"""

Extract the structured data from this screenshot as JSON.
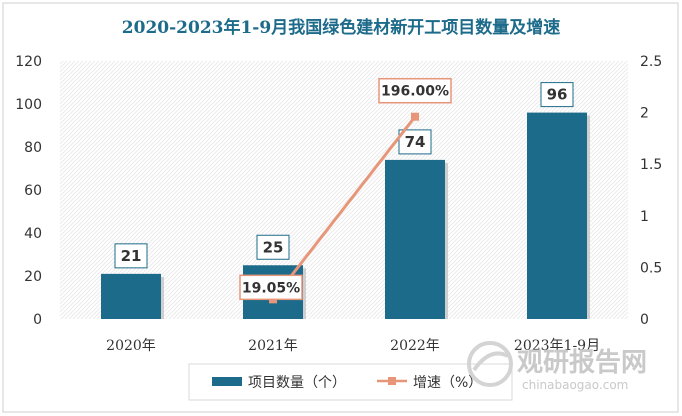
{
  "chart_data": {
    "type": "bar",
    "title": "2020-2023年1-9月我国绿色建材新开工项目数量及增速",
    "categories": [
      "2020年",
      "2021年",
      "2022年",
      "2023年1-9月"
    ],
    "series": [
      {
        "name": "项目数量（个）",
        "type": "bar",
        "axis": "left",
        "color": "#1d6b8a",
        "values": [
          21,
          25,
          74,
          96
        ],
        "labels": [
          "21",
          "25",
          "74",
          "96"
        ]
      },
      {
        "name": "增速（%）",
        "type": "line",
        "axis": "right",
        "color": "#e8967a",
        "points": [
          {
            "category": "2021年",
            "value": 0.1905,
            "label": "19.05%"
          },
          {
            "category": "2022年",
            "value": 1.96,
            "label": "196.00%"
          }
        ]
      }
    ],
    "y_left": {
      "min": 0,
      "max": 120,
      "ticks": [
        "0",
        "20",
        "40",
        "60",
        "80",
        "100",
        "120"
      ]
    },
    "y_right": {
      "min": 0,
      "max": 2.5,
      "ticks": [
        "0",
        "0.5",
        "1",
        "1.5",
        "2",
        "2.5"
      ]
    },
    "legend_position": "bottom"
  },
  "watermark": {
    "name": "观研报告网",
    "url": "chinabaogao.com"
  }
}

"""

Requirements: Pictures don't belong in the copy. Transcribe every record exactly as it appears.

The result:
Extract the structured data from this screenshot as JSON.
{
  "chart_data": {
    "type": "bar",
    "title": "2020-2023年1-9月我国绿色建材新开工项目数量及增速",
    "categories": [
      "2020年",
      "2021年",
      "2022年",
      "2023年1-9月"
    ],
    "series": [
      {
        "name": "项目数量（个）",
        "type": "bar",
        "axis": "left",
        "color": "#1d6b8a",
        "values": [
          21,
          25,
          74,
          96
        ],
        "labels": [
          "21",
          "25",
          "74",
          "96"
        ]
      },
      {
        "name": "增速（%）",
        "type": "line",
        "axis": "right",
        "color": "#e8967a",
        "points": [
          {
            "category": "2021年",
            "value": 0.1905,
            "label": "19.05%"
          },
          {
            "category": "2022年",
            "value": 1.96,
            "label": "196.00%"
          }
        ]
      }
    ],
    "y_left": {
      "min": 0,
      "max": 120,
      "ticks": [
        "0",
        "20",
        "40",
        "60",
        "80",
        "100",
        "120"
      ]
    },
    "y_right": {
      "min": 0,
      "max": 2.5,
      "ticks": [
        "0",
        "0.5",
        "1",
        "1.5",
        "2",
        "2.5"
      ]
    },
    "legend_position": "bottom"
  },
  "watermark": {
    "name": "观研报告网",
    "url": "chinabaogao.com"
  }
}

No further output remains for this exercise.